> [Consignes]:
**A)** D'après l'article sur la Biennale de Vallauris, pourquoi le visiteur n'a-t-il rien à craindre devant « Four hundred deaths » de Cathy Coez ?
**B)** Reproduisez sans rien changer le passage de l'article sur la Biennale de Vallauris qui va de « L’ensemble des artistes » à « stylisé, un sein ? ».
**C)** Poursuivez l'article sur la Biennale de Vallauris à la suite de sa dernière phrase.

> [Texte source]:
La ville de Vallauris Golfe-Juan déploie un parcours de 7 expositions dans 6 lieux distincts pour présenter, avec 65 artistes et 150 œuvres, la diversité et l’extraordinaire vitalité actuelle de l’art céramique. Un médium nécessitant avant tout une connaissance technique du matériau et une maîtrise de l’élément feu, dans ce large panorama des dialogues qui fusionnent à travers le savoir-faire artisanal et la passion de l’artiste. Suivez notre guide pour découvrir le meilleur de la céramique !
Le concours – Musée Magnelli, musée de la Céramique
Ainsi, la Biennale Internationale de la Céramique de Vallauris s’est donnée pour mission de promouvoir la création artistique contemporaine liée à une matière unique : l’argile. Alain Bashung chantait « Entre tes doigts l’argile prend forme » dans le titre « Malaxe ». Ici, à Vallauris, l’argile prend une forme internationale avec 14 nationalités représentées. Qu’il soit cru, cuit ou numérisé, les artistes ont investi ce matériau depuis une cinquantaine d’années avec la volonté de l’ériger en une pratique artistique à part entière.
Le concours de la Biennale Internationale de Vallauris – Création contemporaine et céramique – est réservé aux membres des pays européens. Sur les 290 candidatures, le jury composé de professionnels liés au monde de la céramique, de l’art et du design, aura retenu 28 artistes pour ce cru 2016, 10 pour la catégorie « contenant » et 18 pour la catégorie « sculpture ». La jeune autrichienne Helene Kirchmair reçoit le prix des moins de 35 ans pour sa série intitulée « Bellies ». Le franco-américain Patrick Loughran reçoit le prix de la section « sculpture » pour son « Garden of Eden » : un assemblage de terre cuite émaillée haute en couleurs. L’irlandais Brendan Lee Satish Tang est le lauréat de la section « contenant » pour sa série « Manga Ormolu » : un savant mixage d’époques et de pop culture. Le Grand Prix de la ville revient à l’artiste vallaurien Marc Alberghina pour son « auto-combustion spontanée » qui représente un corps humain qui s’est enflammé spontanément implanté au sein d’un vieil écran télé noir et blanc : une critique de notre société où l’homme est asservi par le travail et termine sa vie par un burn out total.
L’ensemble des artistes présents pour ce concours nous offre de découvrir une délicatesse des formes et de la matière céramique. Comment rester insensible à la charge érotique des sculptures de l’italienne Martha Pachon qui fait surgir, au fond d’un artichaut stylisé, un sein ?
Autre registre, plus conceptuel, avec la française Cathy Coez et son « Four hundred deaths » : une collecte de mines anti-personnelles, de mortiers, d’explosifs en tous genres… Rassurez-vous, tout cela n’est que représentation de ce qui ressemble à des objets pouvant causer la mort… l’artiste signe à travers cette composition de formes plastiques et colorées une œuvre abstraite minimale et narrative.

> [Données brutes]:
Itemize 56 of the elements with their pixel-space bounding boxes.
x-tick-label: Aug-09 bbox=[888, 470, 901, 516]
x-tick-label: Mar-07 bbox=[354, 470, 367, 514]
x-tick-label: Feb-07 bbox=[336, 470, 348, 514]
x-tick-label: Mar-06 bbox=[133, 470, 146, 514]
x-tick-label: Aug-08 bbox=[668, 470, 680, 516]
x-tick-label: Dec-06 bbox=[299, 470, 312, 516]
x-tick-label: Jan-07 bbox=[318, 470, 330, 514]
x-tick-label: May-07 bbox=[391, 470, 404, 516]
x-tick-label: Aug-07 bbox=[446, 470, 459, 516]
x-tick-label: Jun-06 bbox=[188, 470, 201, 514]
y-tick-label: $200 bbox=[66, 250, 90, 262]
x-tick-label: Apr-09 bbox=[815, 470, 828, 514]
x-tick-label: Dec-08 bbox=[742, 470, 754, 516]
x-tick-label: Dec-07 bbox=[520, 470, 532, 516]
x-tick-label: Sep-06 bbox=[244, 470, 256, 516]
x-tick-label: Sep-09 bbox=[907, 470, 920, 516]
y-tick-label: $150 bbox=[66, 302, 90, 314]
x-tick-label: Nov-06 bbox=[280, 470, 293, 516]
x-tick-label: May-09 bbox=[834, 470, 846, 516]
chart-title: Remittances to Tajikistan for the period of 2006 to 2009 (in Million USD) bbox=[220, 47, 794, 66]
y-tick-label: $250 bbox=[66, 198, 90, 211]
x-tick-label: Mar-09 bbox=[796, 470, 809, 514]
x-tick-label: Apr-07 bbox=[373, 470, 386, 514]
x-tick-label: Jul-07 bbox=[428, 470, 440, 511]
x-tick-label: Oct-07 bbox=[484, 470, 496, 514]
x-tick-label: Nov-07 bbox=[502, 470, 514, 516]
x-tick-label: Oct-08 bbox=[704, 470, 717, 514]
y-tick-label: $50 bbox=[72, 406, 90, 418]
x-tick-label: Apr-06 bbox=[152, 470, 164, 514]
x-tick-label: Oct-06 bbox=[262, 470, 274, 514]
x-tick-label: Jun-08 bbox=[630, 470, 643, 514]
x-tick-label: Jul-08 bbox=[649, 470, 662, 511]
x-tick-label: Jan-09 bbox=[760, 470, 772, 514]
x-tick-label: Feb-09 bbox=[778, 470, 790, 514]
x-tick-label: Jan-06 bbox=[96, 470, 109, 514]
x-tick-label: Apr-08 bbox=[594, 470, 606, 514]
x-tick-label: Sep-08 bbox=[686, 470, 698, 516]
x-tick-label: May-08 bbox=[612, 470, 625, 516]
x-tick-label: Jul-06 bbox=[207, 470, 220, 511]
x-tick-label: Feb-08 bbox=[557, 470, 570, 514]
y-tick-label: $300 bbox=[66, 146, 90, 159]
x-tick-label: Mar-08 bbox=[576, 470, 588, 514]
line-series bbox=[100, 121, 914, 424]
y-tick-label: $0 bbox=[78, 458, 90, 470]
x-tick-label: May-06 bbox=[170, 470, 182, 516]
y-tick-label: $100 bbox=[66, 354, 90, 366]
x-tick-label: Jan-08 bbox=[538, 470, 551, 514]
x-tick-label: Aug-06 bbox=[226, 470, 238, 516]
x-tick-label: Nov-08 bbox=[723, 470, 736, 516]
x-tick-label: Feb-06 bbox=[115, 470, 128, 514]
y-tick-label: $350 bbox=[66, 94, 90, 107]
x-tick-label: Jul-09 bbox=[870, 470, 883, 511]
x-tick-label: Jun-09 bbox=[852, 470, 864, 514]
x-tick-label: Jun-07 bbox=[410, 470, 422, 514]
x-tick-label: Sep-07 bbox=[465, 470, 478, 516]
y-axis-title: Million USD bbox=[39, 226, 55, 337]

> [Réponses]:
**A)** Les mines, mortiers et explosifs de l'œuvre ne sont qu'une représentation d'objets qui ressemblent à des objets pouvant causer la mort. L'artiste en tire une composition de formes plastiques et colorées, une œuvre abstraite minimale et narrative.

**B)**
L’ensemble des artistes présents pour ce concours nous offre de découvrir une délicatesse des formes et de la matière céramique. Comment rester insensible à la charge érotique des sculptures de l’italienne Martha Pachon qui fait surgir, au fond d’un artichaut stylisé, un sein ?

**C)**
Kim Joon – Musée Magnelli, musée de la Céramique
Kim Joon est l’artiste coréen invité du musée. Ne cherchez pas après les céramiques réelles : l’approche de l’artiste n’est pas physique mais virtuelle. Les huit œuvres présentées proviennent de deux séries « Drunken » et « Fragile », un logiciel de 3D a permis de concevoir avec précision ces tableaux numériques aux effets de matière imitant la porcelaine. Les contenants sont devenus des fragments de corps humains jonchant les compositions où seule l’enveloppe charnelle demeure, les corps ont été vidés de leur contenu pour ne laisser qu’une peau ornée de tatouages, s’inspirant des décors des grandes manufactures européennes, des motifs inspirés de l’Extrême-Orient et de logotypes du monde capitaliste. L’identité humaine est au cœur de ses travaux, l’artiste se fait critique d’un mode de vie lié à la consommation où le corps humain est devenu un objet de désir.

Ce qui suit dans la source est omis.